**Dataset excerpts**.

________________

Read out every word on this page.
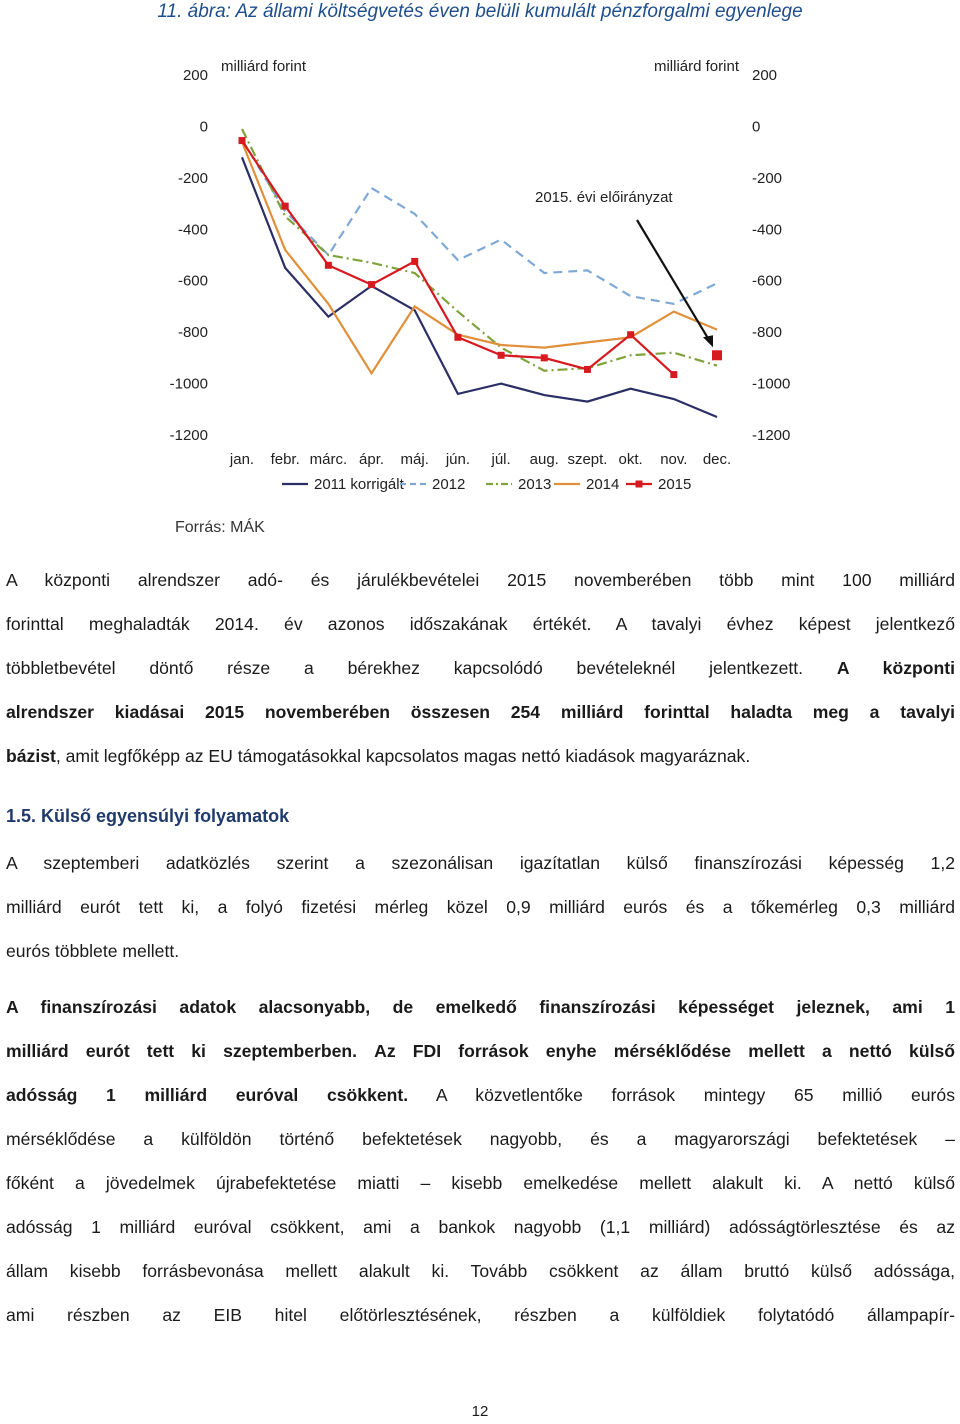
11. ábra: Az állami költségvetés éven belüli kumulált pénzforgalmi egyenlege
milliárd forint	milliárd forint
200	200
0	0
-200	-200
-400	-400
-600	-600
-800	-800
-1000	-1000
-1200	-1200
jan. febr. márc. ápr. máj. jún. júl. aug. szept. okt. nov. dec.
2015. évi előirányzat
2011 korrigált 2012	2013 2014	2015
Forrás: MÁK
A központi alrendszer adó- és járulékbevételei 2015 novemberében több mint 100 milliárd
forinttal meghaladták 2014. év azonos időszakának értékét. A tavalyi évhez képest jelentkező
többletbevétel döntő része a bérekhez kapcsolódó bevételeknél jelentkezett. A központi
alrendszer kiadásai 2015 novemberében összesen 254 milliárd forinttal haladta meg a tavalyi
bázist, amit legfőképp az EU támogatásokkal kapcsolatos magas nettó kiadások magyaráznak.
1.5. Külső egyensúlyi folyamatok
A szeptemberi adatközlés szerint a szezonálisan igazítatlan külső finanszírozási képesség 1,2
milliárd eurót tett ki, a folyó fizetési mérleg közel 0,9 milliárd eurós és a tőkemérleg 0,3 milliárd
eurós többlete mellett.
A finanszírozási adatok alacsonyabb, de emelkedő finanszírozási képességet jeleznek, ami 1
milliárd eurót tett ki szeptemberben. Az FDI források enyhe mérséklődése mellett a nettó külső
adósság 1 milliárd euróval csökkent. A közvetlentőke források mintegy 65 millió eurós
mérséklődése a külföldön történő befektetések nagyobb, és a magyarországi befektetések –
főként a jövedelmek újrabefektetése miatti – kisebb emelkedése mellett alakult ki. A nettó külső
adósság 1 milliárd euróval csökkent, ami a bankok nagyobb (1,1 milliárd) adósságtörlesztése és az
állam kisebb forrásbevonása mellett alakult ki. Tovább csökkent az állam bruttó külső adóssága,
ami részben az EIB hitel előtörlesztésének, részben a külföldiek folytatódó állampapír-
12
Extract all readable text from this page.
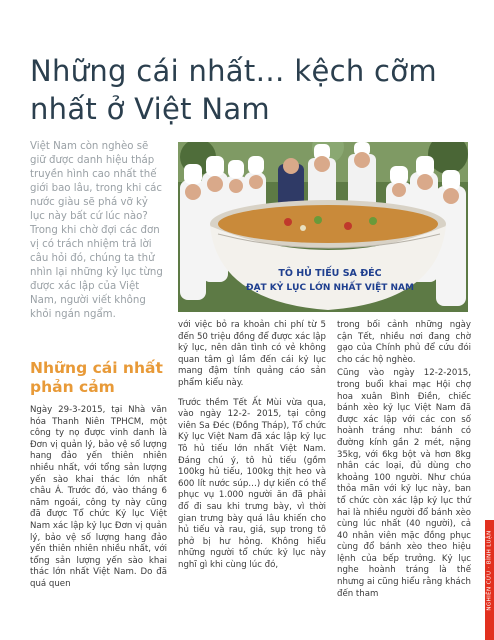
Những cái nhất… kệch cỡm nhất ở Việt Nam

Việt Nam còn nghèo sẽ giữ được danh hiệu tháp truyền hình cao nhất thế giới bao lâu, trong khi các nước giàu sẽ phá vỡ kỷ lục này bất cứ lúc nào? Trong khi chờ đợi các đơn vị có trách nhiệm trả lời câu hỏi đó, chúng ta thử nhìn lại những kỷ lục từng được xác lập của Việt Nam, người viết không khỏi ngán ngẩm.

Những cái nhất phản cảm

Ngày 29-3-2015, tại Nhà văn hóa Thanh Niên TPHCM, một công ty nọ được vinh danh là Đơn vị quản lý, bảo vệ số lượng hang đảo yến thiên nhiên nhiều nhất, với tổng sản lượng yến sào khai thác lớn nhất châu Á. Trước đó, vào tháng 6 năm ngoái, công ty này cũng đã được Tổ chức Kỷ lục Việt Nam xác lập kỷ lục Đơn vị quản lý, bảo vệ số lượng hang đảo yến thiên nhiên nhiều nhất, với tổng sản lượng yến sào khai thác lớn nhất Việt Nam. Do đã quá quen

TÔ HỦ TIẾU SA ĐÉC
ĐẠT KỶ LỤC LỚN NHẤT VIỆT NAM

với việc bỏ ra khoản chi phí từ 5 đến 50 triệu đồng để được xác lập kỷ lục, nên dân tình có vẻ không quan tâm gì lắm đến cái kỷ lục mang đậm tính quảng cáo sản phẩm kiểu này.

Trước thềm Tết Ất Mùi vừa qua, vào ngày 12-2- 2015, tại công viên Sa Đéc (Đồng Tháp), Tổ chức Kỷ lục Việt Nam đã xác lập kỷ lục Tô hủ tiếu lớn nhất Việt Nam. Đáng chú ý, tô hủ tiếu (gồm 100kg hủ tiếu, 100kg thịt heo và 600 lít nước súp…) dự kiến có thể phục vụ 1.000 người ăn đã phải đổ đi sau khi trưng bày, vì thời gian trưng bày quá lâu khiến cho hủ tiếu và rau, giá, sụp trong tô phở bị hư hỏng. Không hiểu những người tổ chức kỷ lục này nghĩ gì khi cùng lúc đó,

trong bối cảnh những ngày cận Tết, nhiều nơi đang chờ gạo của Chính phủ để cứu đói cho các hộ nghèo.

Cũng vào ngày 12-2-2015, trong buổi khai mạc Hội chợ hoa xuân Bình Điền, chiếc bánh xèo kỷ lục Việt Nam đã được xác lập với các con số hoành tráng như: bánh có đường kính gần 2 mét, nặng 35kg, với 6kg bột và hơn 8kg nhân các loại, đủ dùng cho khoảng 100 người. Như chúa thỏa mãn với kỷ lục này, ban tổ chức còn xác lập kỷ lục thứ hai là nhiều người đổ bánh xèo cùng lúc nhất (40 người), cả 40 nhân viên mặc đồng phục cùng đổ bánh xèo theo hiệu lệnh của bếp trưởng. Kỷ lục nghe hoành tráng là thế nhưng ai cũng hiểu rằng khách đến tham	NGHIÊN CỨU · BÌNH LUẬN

________________

**Exercise aim**. Go over the data above and copy every line that has the word "kisebb" in it.

**Response**.
főként a jövedelmek újrabefektetése miatti – kisebb emelkedése mellett alakult ki. A nettó külső
állam kisebb forrásbevonása mellett alakult ki. Tovább csökkent az állam bruttó külső adóssága,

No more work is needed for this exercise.